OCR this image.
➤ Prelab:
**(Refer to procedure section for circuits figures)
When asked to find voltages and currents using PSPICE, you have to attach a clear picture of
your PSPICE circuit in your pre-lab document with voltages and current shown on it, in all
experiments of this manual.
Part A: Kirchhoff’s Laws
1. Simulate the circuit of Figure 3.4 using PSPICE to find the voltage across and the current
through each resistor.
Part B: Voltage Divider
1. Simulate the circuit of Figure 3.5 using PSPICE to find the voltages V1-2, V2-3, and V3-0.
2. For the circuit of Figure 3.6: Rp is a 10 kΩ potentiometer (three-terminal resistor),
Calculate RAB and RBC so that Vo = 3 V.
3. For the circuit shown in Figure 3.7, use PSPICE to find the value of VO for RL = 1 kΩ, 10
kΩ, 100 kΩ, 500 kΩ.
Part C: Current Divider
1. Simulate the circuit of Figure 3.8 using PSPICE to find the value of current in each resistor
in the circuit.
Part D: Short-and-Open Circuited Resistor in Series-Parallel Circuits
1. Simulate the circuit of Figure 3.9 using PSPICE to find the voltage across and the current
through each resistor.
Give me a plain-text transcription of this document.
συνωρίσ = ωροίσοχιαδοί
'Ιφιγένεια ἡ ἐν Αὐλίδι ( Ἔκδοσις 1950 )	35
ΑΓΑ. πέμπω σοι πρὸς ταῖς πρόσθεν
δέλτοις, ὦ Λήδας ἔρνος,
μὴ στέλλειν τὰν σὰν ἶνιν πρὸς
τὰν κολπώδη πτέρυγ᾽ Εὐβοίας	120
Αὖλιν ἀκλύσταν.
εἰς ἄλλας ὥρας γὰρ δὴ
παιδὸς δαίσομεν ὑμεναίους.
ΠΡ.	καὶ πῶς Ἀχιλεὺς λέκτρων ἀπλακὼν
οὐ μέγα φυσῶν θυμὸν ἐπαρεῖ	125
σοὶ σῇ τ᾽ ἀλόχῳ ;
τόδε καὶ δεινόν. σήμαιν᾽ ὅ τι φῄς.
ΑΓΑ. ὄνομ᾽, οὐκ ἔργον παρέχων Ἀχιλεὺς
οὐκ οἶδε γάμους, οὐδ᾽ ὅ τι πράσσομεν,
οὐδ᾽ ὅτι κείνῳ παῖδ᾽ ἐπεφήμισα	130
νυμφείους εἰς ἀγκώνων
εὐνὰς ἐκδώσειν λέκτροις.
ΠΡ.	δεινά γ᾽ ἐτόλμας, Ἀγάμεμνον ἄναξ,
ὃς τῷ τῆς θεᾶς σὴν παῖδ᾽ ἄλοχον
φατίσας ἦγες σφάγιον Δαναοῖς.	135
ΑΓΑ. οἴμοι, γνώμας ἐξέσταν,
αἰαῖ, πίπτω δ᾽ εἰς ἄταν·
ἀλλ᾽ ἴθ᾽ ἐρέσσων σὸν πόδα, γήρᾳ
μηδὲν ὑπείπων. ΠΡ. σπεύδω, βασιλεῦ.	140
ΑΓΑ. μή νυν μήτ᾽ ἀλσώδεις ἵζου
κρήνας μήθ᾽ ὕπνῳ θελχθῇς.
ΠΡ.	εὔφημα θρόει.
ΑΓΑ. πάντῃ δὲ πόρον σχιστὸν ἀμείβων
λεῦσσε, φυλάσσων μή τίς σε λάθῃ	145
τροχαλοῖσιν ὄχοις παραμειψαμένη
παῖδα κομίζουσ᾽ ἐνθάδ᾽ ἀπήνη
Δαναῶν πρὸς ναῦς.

*****

__Given instruction__
Repeat every line of the data, exactly and in full.

__The completed task__
OCR this image.
➤ Prelab:
**(Refer to procedure section for circuits figures)
When asked to find voltages and currents using PSPICE, you have to attach a clear picture of
your PSPICE circuit in your pre-lab document with voltages and current shown on it, in all
experiments of this manual.
Part A: Kirchhoff’s Laws
1. Simulate the circuit of Figure 3.4 using PSPICE to find the voltage across and the current
through each resistor.
Part B: Voltage Divider
1. Simulate the circuit of Figure 3.5 using PSPICE to find the voltages V1-2, V2-3, and V3-0.
2. For the circuit of Figure 3.6: Rp is a 10 kΩ potentiometer (three-terminal resistor),
Calculate RAB and RBC so that Vo = 3 V.
3. For the circuit shown in Figure 3.7, use PSPICE to find the value of VO for RL = 1 kΩ, 10
kΩ, 100 kΩ, 500 kΩ.
Part C: Current Divider
1. Simulate the circuit of Figure 3.8 using PSPICE to find the value of current in each resistor
in the circuit.
Part D: Short-and-Open Circuited Resistor in Series-Parallel Circuits
1. Simulate the circuit of Figure 3.9 using PSPICE to find the voltage across and the current
through each resistor.
Give me a plain-text transcription of this document.
συνωρίσ = ωροίσοχιαδοί
'Ιφιγένεια ἡ ἐν Αὐλίδι ( Ἔκδοσις 1950 )	35
ΑΓΑ. πέμπω σοι πρὸς ταῖς πρόσθεν
δέλτοις, ὦ Λήδας ἔρνος,
μὴ στέλλειν τὰν σὰν ἶνιν πρὸς
τὰν κολπώδη πτέρυγ᾽ Εὐβοίας	120
Αὖλιν ἀκλύσταν.
εἰς ἄλλας ὥρας γὰρ δὴ
παιδὸς δαίσομεν ὑμεναίους.
ΠΡ.	καὶ πῶς Ἀχιλεὺς λέκτρων ἀπλακὼν
οὐ μέγα φυσῶν θυμὸν ἐπαρεῖ	125
σοὶ σῇ τ᾽ ἀλόχῳ ;
τόδε καὶ δεινόν. σήμαιν᾽ ὅ τι φῄς.
ΑΓΑ. ὄνομ᾽, οὐκ ἔργον παρέχων Ἀχιλεὺς
οὐκ οἶδε γάμους, οὐδ᾽ ὅ τι πράσσομεν,
οὐδ᾽ ὅτι κείνῳ παῖδ᾽ ἐπεφήμισα	130
νυμφείους εἰς ἀγκώνων
εὐνὰς ἐκδώσειν λέκτροις.
ΠΡ.	δεινά γ᾽ ἐτόλμας, Ἀγάμεμνον ἄναξ,
ὃς τῷ τῆς θεᾶς σὴν παῖδ᾽ ἄλοχον
φατίσας ἦγες σφάγιον Δαναοῖς.	135
ΑΓΑ. οἴμοι, γνώμας ἐξέσταν,
αἰαῖ, πίπτω δ᾽ εἰς ἄταν·
ἀλλ᾽ ἴθ᾽ ἐρέσσων σὸν πόδα, γήρᾳ
μηδὲν ὑπείπων. ΠΡ. σπεύδω, βασιλεῦ.	140
ΑΓΑ. μή νυν μήτ᾽ ἀλσώδεις ἵζου
κρήνας μήθ᾽ ὕπνῳ θελχθῇς.
ΠΡ.	εὔφημα θρόει.
ΑΓΑ. πάντῃ δὲ πόρον σχιστὸν ἀμείβων
λεῦσσε, φυλάσσων μή τίς σε λάθῃ	145
τροχαλοῖσιν ὄχοις παραμειψαμένη
παῖδα κομίζουσ᾽ ἐνθάδ᾽ ἀπήνη
Δαναῶν πρὸς ναῦς.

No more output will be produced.